## Start Data for processing
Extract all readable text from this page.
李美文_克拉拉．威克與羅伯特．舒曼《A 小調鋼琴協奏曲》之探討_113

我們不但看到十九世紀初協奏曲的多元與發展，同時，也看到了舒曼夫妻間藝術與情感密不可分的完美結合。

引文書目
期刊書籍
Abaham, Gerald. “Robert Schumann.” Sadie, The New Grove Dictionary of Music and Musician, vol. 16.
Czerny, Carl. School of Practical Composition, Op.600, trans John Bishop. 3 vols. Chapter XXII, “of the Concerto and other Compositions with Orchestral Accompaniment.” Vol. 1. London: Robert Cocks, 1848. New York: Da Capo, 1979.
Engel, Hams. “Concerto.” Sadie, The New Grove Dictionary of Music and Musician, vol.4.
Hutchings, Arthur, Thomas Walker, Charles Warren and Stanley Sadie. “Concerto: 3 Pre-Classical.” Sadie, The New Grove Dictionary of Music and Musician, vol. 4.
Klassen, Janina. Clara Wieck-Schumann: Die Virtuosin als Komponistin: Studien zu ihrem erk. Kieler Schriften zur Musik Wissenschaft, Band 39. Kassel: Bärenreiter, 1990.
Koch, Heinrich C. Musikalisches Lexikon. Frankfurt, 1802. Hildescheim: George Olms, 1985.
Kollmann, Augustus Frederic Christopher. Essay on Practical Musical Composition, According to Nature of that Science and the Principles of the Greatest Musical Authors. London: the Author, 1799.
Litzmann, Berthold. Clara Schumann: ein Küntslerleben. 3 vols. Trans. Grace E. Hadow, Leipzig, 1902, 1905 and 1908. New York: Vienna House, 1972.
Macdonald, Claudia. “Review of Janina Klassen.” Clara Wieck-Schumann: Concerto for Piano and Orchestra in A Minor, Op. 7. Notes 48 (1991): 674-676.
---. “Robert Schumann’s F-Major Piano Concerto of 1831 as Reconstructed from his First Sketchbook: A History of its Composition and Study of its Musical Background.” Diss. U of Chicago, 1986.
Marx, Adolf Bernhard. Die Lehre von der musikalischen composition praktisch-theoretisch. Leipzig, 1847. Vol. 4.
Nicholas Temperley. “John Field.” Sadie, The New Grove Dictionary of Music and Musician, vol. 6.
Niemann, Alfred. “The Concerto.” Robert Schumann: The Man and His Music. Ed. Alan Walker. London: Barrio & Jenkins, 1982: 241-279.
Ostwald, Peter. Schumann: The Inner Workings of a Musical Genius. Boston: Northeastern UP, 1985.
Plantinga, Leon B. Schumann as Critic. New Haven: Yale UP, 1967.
## End Data for processing
> **Written task**
Identify which lines contain the word "York" and copy each one.

> **Response for this exercise**
Czerny, Carl. School of Practical Composition, Op.600, trans John Bishop. 3 vols. Chapter XXII, “of the Concerto and other Compositions with Orchestral Accompaniment.” Vol. 1. London: Robert Cocks, 1848. New York: Da Capo, 1979.
Litzmann, Berthold. Clara Schumann: ein Küntslerleben. 3 vols. Trans. Grace E. Hadow, Leipzig, 1902, 1905 and 1908. New York: Vienna House, 1972.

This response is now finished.